In Scotland we have five ski and snow boarding resorts so having a VB Adventure snow trip has never been easier.   With the new hook up facilities on site at Glenshee you can be the first up the hill to find fresh tracks and beat the queues! The other three resorts also have campsites nearby and if you're in The Van then why not check out more than one during your stay.

For the past two years skiing conditions have been excellent in Scotland.

There are five ski centres in Scotland. See more info below:-

Glenshee

This is most extensive ski resort in Scotland & Hook up for camper vans camper vans on resort            

Glenshee is located in the eastern Highlands, near to Braemar and Royal Deeside, the closest ski area to four of Scotland’s six cities –Aberdeen as well as to Dundee, Edinburgh and Perth.

This is the most extensive of Scotland's five ski centers, spread over four mountains and stretching across three valleys with 40km of runs served by more than 20 lifts. There is a ski school and you facilities to hire equipment.
Extensive car parks next to the main A93 road make it one of the easiest Scottish ski areas to reach, although at busy periods when conditions are good an early start is important to ensure you secure a space.

- Size of Area 2,000 acres
- Base Elevation 2,132 Ft
- uplift capacity 15,460 per hour
- Vertical Decent 1,500ft (457m)
- Longest Run Glas Maol 2km (1.25 m)
- Season: December to April (snow dependent)
- 21 Lifts 3/chairlifts/ 16 pomas and 3 T bars
- 36 Runs 8 Green 13 Blue 13 Red 2 Black
- Suitable for beginners, intermediates & advance
- Adult £30 / Junior £20 (full area day pass)

*Collected data*
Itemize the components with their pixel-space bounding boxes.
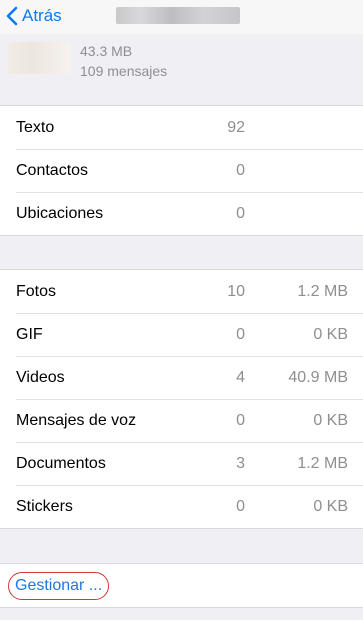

*Problem*
Carry the piece on Scotland's ski resorts onward from its last line. This material has no connection to the piece on Scotland's ski resorts.

*Answer to the task*
Glencoe

Spectacular scenery, closest ski area to Scotland’s largest city & Hook up for camper vans on resort.

Glencoe is one of Scotland’s smaller areas, and is the country’s oldest, Located in an area of spectacular scenery on the west coast of Scotland, it is a little over an hour’s drive north past Loch Lomond from Glasgow and is the closest ski area to Scotland’s largest city.

 The slopes are reached by an access chair-lift which lifts you 350 vertical metres to a plateau area which is home to the nursery slopes, served by a Poma lift and considered amongst the best in Scotland. Further drags and the Cliffhanger chair take you successively higher to the top of the runs at 1100m above sea level, 800m above the base. From here the centre’s most famous run, Flypaper, reputed to be the steepest piste run in Scotland having a drop off of 500m..

There are several cafes at the area located at the base of the slopes and on the mountain. Glencoe is remote from major settlements, the nearest, Fort William is 25 miles north.

After you finish for the day there is a campsite at the foot of the hill which houses micro lodges, camper vans Otherwise there are hotels, B& B’s and self-catered apartments in the surrounding area. 

- 16 k of pist  2,000 acres
-  Elevation 305 – 1108 m
- Longest Run 2km (1.25 m)
- Season: December to April (snow dependent)
- 20 Runs
- 8 Lifts
- Suitable for beginners, intermediates

- Adult £32 / Junior £20 (full area day pass- weekend)
                                             

Cairngorm

The Cairngorm ski area is located 10miles and/or 15 minutes drive from Aviemore. You will pass through some mountain scenery, forest and past crystal clear lochs and is one of Scotland’s most famous and popular ski destinations.

In recent years Aviemore itself has grown into a vibrant all-round resort.. The construction of the funicular to the top of the ski slopes in 2001 and its inclusion in the Cairngorm National Park proved to be a major boost to what remains Scotland’s best-known ski resort. There’s a large car park at the base of the ski slopes, where the funicular railway station building is located as well as the day lodge with bar, ticket office and other facilities.

The mountain is the 6th highest in Britain and mainly faces north, providing a good climate for snowy conditions. It is also assisted by five snow canons for better coverage at the start and end of the season.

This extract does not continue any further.